*DATA TO EXAMINE*.
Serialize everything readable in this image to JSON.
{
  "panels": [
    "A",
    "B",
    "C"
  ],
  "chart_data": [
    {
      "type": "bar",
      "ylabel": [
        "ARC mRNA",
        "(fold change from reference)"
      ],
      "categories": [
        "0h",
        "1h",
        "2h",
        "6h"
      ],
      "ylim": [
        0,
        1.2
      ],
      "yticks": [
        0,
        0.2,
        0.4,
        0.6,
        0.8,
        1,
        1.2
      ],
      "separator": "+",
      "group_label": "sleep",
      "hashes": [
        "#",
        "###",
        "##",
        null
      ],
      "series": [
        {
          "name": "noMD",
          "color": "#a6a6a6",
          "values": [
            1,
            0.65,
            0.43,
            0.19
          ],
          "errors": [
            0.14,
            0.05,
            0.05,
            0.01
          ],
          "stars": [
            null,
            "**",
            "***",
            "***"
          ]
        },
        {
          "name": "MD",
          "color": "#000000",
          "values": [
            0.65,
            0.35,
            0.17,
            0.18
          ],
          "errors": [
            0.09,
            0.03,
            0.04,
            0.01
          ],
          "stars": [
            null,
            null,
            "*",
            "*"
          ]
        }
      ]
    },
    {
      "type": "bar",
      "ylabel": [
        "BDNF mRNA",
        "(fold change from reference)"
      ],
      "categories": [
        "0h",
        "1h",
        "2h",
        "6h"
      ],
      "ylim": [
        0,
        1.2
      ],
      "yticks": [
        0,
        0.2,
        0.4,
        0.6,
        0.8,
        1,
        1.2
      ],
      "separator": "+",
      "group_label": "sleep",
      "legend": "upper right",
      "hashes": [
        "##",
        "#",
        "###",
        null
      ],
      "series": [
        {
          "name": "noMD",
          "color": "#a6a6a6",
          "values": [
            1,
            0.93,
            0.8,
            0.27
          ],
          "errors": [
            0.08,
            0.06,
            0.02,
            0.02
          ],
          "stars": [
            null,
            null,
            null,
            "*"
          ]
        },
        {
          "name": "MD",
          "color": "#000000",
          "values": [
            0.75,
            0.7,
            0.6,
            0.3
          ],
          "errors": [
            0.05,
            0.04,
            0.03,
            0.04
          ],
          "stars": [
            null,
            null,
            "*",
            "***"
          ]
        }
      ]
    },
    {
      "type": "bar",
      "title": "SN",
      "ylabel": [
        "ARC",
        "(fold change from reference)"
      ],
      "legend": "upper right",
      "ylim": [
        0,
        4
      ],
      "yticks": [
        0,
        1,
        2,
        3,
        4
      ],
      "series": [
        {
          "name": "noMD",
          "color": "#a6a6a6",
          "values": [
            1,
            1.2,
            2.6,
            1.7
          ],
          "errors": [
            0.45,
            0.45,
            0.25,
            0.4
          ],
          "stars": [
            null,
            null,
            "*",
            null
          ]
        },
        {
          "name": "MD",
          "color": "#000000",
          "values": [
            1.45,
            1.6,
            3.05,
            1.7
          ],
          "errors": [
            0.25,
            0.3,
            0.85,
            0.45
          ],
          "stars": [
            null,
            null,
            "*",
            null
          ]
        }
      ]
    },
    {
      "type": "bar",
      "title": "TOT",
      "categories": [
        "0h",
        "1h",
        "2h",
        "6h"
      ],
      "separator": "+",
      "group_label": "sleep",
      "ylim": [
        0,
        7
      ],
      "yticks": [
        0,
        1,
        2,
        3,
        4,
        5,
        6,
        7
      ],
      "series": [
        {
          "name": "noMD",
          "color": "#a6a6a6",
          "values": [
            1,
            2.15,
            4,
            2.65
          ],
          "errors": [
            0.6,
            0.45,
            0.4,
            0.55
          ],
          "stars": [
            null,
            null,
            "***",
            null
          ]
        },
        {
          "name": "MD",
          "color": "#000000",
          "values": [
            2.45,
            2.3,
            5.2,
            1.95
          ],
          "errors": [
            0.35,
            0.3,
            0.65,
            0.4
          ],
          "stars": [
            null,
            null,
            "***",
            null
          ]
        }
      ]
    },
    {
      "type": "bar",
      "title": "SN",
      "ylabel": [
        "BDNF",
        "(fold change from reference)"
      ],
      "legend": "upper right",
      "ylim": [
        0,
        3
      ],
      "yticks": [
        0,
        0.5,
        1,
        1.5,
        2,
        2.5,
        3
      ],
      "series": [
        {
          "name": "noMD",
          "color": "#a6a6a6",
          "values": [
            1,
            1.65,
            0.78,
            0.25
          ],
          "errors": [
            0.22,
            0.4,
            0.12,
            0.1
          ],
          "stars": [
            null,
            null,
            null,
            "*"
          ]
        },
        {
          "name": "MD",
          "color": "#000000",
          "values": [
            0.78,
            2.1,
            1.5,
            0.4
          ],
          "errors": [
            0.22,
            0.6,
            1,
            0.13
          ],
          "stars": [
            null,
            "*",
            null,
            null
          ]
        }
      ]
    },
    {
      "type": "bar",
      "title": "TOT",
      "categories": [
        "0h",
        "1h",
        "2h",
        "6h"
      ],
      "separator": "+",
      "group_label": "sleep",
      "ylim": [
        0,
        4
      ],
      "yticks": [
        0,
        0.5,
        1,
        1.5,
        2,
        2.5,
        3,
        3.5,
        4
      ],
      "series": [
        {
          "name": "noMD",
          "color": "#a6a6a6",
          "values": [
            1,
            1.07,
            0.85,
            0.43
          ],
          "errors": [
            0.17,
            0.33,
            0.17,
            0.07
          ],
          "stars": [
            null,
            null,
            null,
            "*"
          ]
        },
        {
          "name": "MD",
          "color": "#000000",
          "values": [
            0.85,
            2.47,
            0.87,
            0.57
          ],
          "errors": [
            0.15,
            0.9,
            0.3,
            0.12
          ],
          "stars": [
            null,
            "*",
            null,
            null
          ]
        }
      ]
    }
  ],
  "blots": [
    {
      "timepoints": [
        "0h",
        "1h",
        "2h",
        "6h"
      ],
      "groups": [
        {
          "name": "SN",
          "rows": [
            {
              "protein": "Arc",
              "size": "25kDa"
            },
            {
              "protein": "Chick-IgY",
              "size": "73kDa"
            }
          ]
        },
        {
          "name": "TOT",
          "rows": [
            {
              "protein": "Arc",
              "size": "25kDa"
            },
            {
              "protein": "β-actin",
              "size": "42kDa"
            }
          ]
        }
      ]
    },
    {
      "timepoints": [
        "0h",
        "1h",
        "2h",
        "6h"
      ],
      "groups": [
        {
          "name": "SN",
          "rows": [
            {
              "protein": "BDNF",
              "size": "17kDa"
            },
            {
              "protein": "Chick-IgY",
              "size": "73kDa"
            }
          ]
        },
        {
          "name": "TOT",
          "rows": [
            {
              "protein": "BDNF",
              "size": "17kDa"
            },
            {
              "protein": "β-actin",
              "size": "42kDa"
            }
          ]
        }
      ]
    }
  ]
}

*WHAT YOU HAVE TO DO*.
What you write must match the records above exactly, line for line.

*ANSWER TO THIS PROBLEM*.
Serialize everything readable in this image to JSON.
{
  "panels": [
    "A",
    "B",
    "C"
  ],
  "chart_data": [
    {
      "type": "bar",
      "ylabel": [
        "ARC mRNA",
        "(fold change from reference)"
      ],
      "categories": [
        "0h",
        "1h",
        "2h",
        "6h"
      ],
      "ylim": [
        0,
        1.2
      ],
      "yticks": [
        0,
        0.2,
        0.4,
        0.6,
        0.8,
        1,
        1.2
      ],
      "separator": "+",
      "group_label": "sleep",
      "hashes": [
        "#",
        "###",
        "##",
        null
      ],
      "series": [
        {
          "name": "noMD",
          "color": "#a6a6a6",
          "values": [
            1,
            0.65,
            0.43,
            0.19
          ],
          "errors": [
            0.14,
            0.05,
            0.05,
            0.01
          ],
          "stars": [
            null,
            "**",
            "***",
            "***"
          ]
        },
        {
          "name": "MD",
          "color": "#000000",
          "values": [
            0.65,
            0.35,
            0.17,
            0.18
          ],
          "errors": [
            0.09,
            0.03,
            0.04,
            0.01
          ],
          "stars": [
            null,
            null,
            "*",
            "*"
          ]
        }
      ]
    },
    {
      "type": "bar",
      "ylabel": [
        "BDNF mRNA",
        "(fold change from reference)"
      ],
      "categories": [
        "0h",
        "1h",
        "2h",
        "6h"
      ],
      "ylim": [
        0,
        1.2
      ],
      "yticks": [
        0,
        0.2,
        0.4,
        0.6,
        0.8,
        1,
        1.2
      ],
      "separator": "+",
      "group_label": "sleep",
      "legend": "upper right",
      "hashes": [
        "##",
        "#",
        "###",
        null
      ],
      "series": [
        {
          "name": "noMD",
          "color": "#a6a6a6",
          "values": [
            1,
            0.93,
            0.8,
            0.27
          ],
          "errors": [
            0.08,
            0.06,
            0.02,
            0.02
          ],
          "stars": [
            null,
            null,
            null,
            "*"
          ]
        },
        {
          "name": "MD",
          "color": "#000000",
          "values": [
            0.75,
            0.7,
            0.6,
            0.3
          ],
          "errors": [
            0.05,
            0.04,
            0.03,
            0.04
          ],
          "stars": [
            null,
            null,
            "*",
            "***"
          ]
        }
      ]
    },
    {
      "type": "bar",
      "title": "SN",
      "ylabel": [
        "ARC",
        "(fold change from reference)"
      ],
      "legend": "upper right",
      "ylim": [
        0,
        4
      ],
      "yticks": [
        0,
        1,
        2,
        3,
        4
      ],
      "series": [
        {
          "name": "noMD",
          "color": "#a6a6a6",
          "values": [
            1,
            1.2,
            2.6,
            1.7
          ],
          "errors": [
            0.45,
            0.45,
            0.25,
            0.4
          ],
          "stars": [
            null,
            null,
            "*",
            null
          ]
        },
        {
          "name": "MD",
          "color": "#000000",
          "values": [
            1.45,
            1.6,
            3.05,
            1.7
          ],
          "errors": [
            0.25,
            0.3,
            0.85,
            0.45
          ],
          "stars": [
            null,
            null,
            "*",
            null
          ]
        }
      ]
    },
    {
      "type": "bar",
      "title": "TOT",
      "categories": [
        "0h",
        "1h",
        "2h",
        "6h"
      ],
      "separator": "+",
      "group_label": "sleep",
      "ylim": [
        0,
        7
      ],
      "yticks": [
        0,
        1,
        2,
        3,
        4,
        5,
        6,
        7
      ],
      "series": [
        {
          "name": "noMD",
          "color": "#a6a6a6",
          "values": [
            1,
            2.15,
            4,
            2.65
          ],
          "errors": [
            0.6,
            0.45,
            0.4,
            0.55
          ],
          "stars": [
            null,
            null,
            "***",
            null
          ]
        },
        {
          "name": "MD",
          "color": "#000000",
          "values": [
            2.45,
            2.3,
            5.2,
            1.95
          ],
          "errors": [
            0.35,
            0.3,
            0.65,
            0.4
          ],
          "stars": [
            null,
            null,
            "***",
            null
          ]
        }
      ]
    },
    {
      "type": "bar",
      "title": "SN",
      "ylabel": [
        "BDNF",
        "(fold change from reference)"
      ],
      "legend": "upper right",
      "ylim": [
        0,
        3
      ],
      "yticks": [
        0,
        0.5,
        1,
        1.5,
        2,
        2.5,
        3
      ],
      "series": [
        {
          "name": "noMD",
          "color": "#a6a6a6",
          "values": [
            1,
            1.65,
            0.78,
            0.25
          ],
          "errors": [
            0.22,
            0.4,
            0.12,
            0.1
          ],
          "stars": [
            null,
            null,
            null,
            "*"
          ]
        },
        {
          "name": "MD",
          "color": "#000000",
          "values": [
            0.78,
            2.1,
            1.5,
            0.4
          ],
          "errors": [
            0.22,
            0.6,
            1,
            0.13
          ],
          "stars": [
            null,
            "*",
            null,
            null
          ]
        }
      ]
    },
    {
      "type": "bar",
      "title": "TOT",
      "categories": [
        "0h",
        "1h",
        "2h",
        "6h"
      ],
      "separator": "+",
      "group_label": "sleep",
      "ylim": [
        0,
        4
      ],
      "yticks": [
        0,
        0.5,
        1,
        1.5,
        2,
        2.5,
        3,
        3.5,
        4
      ],
      "series": [
        {
          "name": "noMD",
          "color": "#a6a6a6",
          "values": [
            1,
            1.07,
            0.85,
            0.43
          ],
          "errors": [
            0.17,
            0.33,
            0.17,
            0.07
          ],
          "stars": [
            null,
            null,
            null,
            "*"
          ]
        },
        {
          "name": "MD",
          "color": "#000000",
          "values": [
            0.85,
            2.47,
            0.87,
            0.57
          ],
          "errors": [
            0.15,
            0.9,
            0.3,
            0.12
          ],
          "stars": [
            null,
            "*",
            null,
            null
          ]
        }
      ]
    }
  ],
  "blots": [
    {
      "timepoints": [
        "0h",
        "1h",
        "2h",
        "6h"
      ],
      "groups": [
        {
          "name": "SN",
          "rows": [
            {
              "protein": "Arc",
              "size": "25kDa"
            },
            {
              "protein": "Chick-IgY",
              "size": "73kDa"
            }
          ]
        },
        {
          "name": "TOT",
          "rows": [
            {
              "protein": "Arc",
              "size": "25kDa"
            },
            {
              "protein": "β-actin",
              "size": "42kDa"
            }
          ]
        }
      ]
    },
    {
      "timepoints": [
        "0h",
        "1h",
        "2h",
        "6h"
      ],
      "groups": [
        {
          "name": "SN",
          "rows": [
            {
              "protein": "BDNF",
              "size": "17kDa"
            },
            {
              "protein": "Chick-IgY",
              "size": "73kDa"
            }
          ]
        },
        {
          "name": "TOT",
          "rows": [
            {
              "protein": "BDNF",
              "size": "17kDa"
            },
            {
              "protein": "β-actin",
              "size": "42kDa"
            }
          ]
        }
      ]
    }
  ]
}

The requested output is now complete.